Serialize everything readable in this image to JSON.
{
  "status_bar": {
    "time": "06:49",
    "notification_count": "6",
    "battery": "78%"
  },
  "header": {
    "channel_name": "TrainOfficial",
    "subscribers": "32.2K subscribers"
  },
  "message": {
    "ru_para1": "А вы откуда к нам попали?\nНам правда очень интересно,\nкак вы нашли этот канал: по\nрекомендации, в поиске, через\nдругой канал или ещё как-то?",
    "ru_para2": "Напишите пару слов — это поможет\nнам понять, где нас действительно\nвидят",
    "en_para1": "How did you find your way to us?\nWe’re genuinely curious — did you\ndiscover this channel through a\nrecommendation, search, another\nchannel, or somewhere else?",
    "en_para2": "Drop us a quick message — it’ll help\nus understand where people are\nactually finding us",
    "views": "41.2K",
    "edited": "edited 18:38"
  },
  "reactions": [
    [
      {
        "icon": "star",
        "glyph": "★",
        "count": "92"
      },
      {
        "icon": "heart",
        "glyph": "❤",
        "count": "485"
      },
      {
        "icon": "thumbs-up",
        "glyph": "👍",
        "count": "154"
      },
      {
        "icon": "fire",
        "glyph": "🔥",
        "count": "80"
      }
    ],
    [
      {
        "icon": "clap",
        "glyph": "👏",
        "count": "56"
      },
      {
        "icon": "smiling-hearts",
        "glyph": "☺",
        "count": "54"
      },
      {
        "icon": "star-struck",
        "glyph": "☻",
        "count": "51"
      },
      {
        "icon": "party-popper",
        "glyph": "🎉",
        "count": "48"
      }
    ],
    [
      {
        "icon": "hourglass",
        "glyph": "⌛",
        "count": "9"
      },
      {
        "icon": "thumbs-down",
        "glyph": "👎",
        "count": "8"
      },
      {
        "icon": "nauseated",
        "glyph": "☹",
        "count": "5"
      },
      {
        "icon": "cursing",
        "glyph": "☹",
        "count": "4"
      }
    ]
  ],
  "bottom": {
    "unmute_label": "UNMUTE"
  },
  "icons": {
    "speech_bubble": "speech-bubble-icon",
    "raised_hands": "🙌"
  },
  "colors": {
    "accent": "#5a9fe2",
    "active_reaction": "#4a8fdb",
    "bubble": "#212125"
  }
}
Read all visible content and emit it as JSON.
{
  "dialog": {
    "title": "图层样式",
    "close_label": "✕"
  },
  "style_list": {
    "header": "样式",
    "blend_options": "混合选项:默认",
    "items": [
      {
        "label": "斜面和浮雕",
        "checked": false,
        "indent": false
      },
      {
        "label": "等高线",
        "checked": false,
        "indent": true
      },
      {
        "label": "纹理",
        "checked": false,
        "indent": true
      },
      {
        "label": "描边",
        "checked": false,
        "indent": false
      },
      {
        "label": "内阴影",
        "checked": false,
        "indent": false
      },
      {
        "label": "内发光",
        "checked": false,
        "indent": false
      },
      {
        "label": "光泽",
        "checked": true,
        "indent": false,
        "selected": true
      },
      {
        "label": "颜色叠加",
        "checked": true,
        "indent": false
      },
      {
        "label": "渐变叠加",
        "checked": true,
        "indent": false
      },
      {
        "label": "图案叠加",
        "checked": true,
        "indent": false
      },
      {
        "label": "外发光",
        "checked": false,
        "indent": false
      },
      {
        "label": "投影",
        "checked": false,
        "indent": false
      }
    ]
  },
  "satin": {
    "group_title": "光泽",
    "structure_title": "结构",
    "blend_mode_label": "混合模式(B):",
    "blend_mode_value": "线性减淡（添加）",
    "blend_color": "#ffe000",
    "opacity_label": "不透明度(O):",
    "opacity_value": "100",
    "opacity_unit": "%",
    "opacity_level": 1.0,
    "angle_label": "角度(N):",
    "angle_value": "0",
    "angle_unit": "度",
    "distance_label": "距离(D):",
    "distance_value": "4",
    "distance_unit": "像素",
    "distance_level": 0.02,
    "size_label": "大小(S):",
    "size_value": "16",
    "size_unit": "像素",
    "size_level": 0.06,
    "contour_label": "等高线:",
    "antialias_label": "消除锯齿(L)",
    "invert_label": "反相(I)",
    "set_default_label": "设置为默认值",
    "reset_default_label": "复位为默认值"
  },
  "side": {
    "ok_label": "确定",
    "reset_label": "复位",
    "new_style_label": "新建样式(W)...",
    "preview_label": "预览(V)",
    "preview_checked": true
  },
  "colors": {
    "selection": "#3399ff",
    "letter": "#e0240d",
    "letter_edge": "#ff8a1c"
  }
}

- [Task to complete] All of the entries above must be quoted exactly.

- [Expected answer]
Serialize everything readable in this image to JSON.
{
  "status_bar": {
    "time": "06:49",
    "notification_count": "6",
    "battery": "78%"
  },
  "header": {
    "channel_name": "TrainOfficial",
    "subscribers": "32.2K subscribers"
  },
  "message": {
    "ru_para1": "А вы откуда к нам попали?\nНам правда очень интересно,\nкак вы нашли этот канал: по\nрекомендации, в поиске, через\nдругой канал или ещё как-то?",
    "ru_para2": "Напишите пару слов — это поможет\nнам понять, где нас действительно\nвидят",
    "en_para1": "How did you find your way to us?\nWe’re genuinely curious — did you\ndiscover this channel through a\nrecommendation, search, another\nchannel, or somewhere else?",
    "en_para2": "Drop us a quick message — it’ll help\nus understand where people are\nactually finding us",
    "views": "41.2K",
    "edited": "edited 18:38"
  },
  "reactions": [
    [
      {
        "icon": "star",
        "glyph": "★",
        "count": "92"
      },
      {
        "icon": "heart",
        "glyph": "❤",
        "count": "485"
      },
      {
        "icon": "thumbs-up",
        "glyph": "👍",
        "count": "154"
      },
      {
        "icon": "fire",
        "glyph": "🔥",
        "count": "80"
      }
    ],
    [
      {
        "icon": "clap",
        "glyph": "👏",
        "count": "56"
      },
      {
        "icon": "smiling-hearts",
        "glyph": "☺",
        "count": "54"
      },
      {
        "icon": "star-struck",
        "glyph": "☻",
        "count": "51"
      },
      {
        "icon": "party-popper",
        "glyph": "🎉",
        "count": "48"
      }
    ],
    [
      {
        "icon": "hourglass",
        "glyph": "⌛",
        "count": "9"
      },
      {
        "icon": "thumbs-down",
        "glyph": "👎",
        "count": "8"
      },
      {
        "icon": "nauseated",
        "glyph": "☹",
        "count": "5"
      },
      {
        "icon": "cursing",
        "glyph": "☹",
        "count": "4"
      }
    ]
  ],
  "bottom": {
    "unmute_label": "UNMUTE"
  },
  "icons": {
    "speech_bubble": "speech-bubble-icon",
    "raised_hands": "🙌"
  },
  "colors": {
    "accent": "#5a9fe2",
    "active_reaction": "#4a8fdb",
    "bubble": "#212125"
  }
}
Read all visible content and emit it as JSON.
{
  "dialog": {
    "title": "图层样式",
    "close_label": "✕"
  },
  "style_list": {
    "header": "样式",
    "blend_options": "混合选项:默认",
    "items": [
      {
        "label": "斜面和浮雕",
        "checked": false,
        "indent": false
      },
      {
        "label": "等高线",
        "checked": false,
        "indent": true
      },
      {
        "label": "纹理",
        "checked": false,
        "indent": true
      },
      {
        "label": "描边",
        "checked": false,
        "indent": false
      },
      {
        "label": "内阴影",
        "checked": false,
        "indent": false
      },
      {
        "label": "内发光",
        "checked": false,
        "indent": false
      },
      {
        "label": "光泽",
        "checked": true,
        "indent": false,
        "selected": true
      },
      {
        "label": "颜色叠加",
        "checked": true,
        "indent": false
      },
      {
        "label": "渐变叠加",
        "checked": true,
        "indent": false
      },
      {
        "label": "图案叠加",
        "checked": true,
        "indent": false
      },
      {
        "label": "外发光",
        "checked": false,
        "indent": false
      },
      {
        "label": "投影",
        "checked": false,
        "indent": false
      }
    ]
  },
  "satin": {
    "group_title": "光泽",
    "structure_title": "结构",
    "blend_mode_label": "混合模式(B):",
    "blend_mode_value": "线性减淡（添加）",
    "blend_color": "#ffe000",
    "opacity_label": "不透明度(O):",
    "opacity_value": "100",
    "opacity_unit": "%",
    "opacity_level": 1.0,
    "angle_label": "角度(N):",
    "angle_value": "0",
    "angle_unit": "度",
    "distance_label": "距离(D):",
    "distance_value": "4",
    "distance_unit": "像素",
    "distance_level": 0.02,
    "size_label": "大小(S):",
    "size_value": "16",
    "size_unit": "像素",
    "size_level": 0.06,
    "contour_label": "等高线:",
    "antialias_label": "消除锯齿(L)",
    "invert_label": "反相(I)",
    "set_default_label": "设置为默认值",
    "reset_default_label": "复位为默认值"
  },
  "side": {
    "ok_label": "确定",
    "reset_label": "复位",
    "new_style_label": "新建样式(W)...",
    "preview_label": "预览(V)",
    "preview_checked": true
  },
  "colors": {
    "selection": "#3399ff",
    "letter": "#e0240d",
    "letter_edge": "#ff8a1c"
  }
}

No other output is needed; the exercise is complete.